Records about charts and figures:
::::::::::

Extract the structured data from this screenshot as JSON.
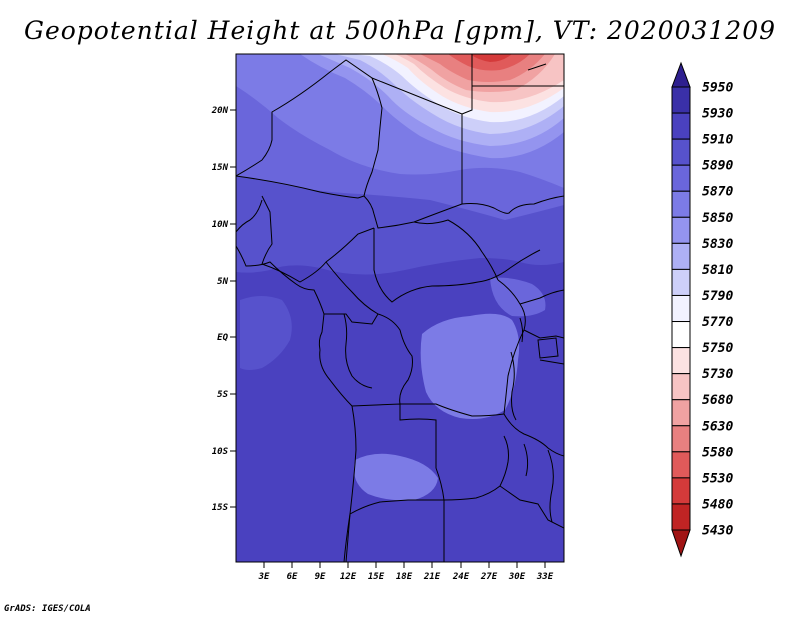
{
  "title": "Geopotential Height at 500hPa [gpm], VT: 2020031209",
  "footer": "GrADS: IGES/COLA",
  "map": {
    "lat_labels": [
      "20N",
      "15N",
      "10N",
      "5N",
      "EQ",
      "5S",
      "10S",
      "15S"
    ],
    "lon_labels": [
      "3E",
      "6E",
      "9E",
      "12E",
      "15E",
      "18E",
      "21E",
      "24E",
      "27E",
      "30E",
      "33E"
    ]
  },
  "colorbar": {
    "levels": [
      "5950",
      "5930",
      "5910",
      "5890",
      "5870",
      "5850",
      "5830",
      "5810",
      "5790",
      "5770",
      "5750",
      "5730",
      "5680",
      "5630",
      "5580",
      "5530",
      "5480",
      "5430"
    ],
    "colors": [
      "#2e1f8f",
      "#3a30a8",
      "#4a41bf",
      "#5752cc",
      "#6a66db",
      "#7c7be6",
      "#9494ef",
      "#aeb0f5",
      "#cdcff9",
      "#f2f2ff",
      "#ffffff",
      "#fce2e2",
      "#f7c4c4",
      "#f0a2a2",
      "#e88080",
      "#e05a5a",
      "#d43a3a",
      "#c02424",
      "#a01414"
    ]
  }
}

::::::::::

* Stated task:
Give the entries again without a single change, but with no pictures.

* Result of the task:
Extract the structured data from this screenshot as JSON.
{
  "title": "Geopotential Height at 500hPa [gpm], VT: 2020031209",
  "footer": "GrADS: IGES/COLA",
  "map": {
    "lat_labels": [
      "20N",
      "15N",
      "10N",
      "5N",
      "EQ",
      "5S",
      "10S",
      "15S"
    ],
    "lon_labels": [
      "3E",
      "6E",
      "9E",
      "12E",
      "15E",
      "18E",
      "21E",
      "24E",
      "27E",
      "30E",
      "33E"
    ]
  },
  "colorbar": {
    "levels": [
      "5950",
      "5930",
      "5910",
      "5890",
      "5870",
      "5850",
      "5830",
      "5810",
      "5790",
      "5770",
      "5750",
      "5730",
      "5680",
      "5630",
      "5580",
      "5530",
      "5480",
      "5430"
    ],
    "colors": [
      "#2e1f8f",
      "#3a30a8",
      "#4a41bf",
      "#5752cc",
      "#6a66db",
      "#7c7be6",
      "#9494ef",
      "#aeb0f5",
      "#cdcff9",
      "#f2f2ff",
      "#ffffff",
      "#fce2e2",
      "#f7c4c4",
      "#f0a2a2",
      "#e88080",
      "#e05a5a",
      "#d43a3a",
      "#c02424",
      "#a01414"
    ]
  }
}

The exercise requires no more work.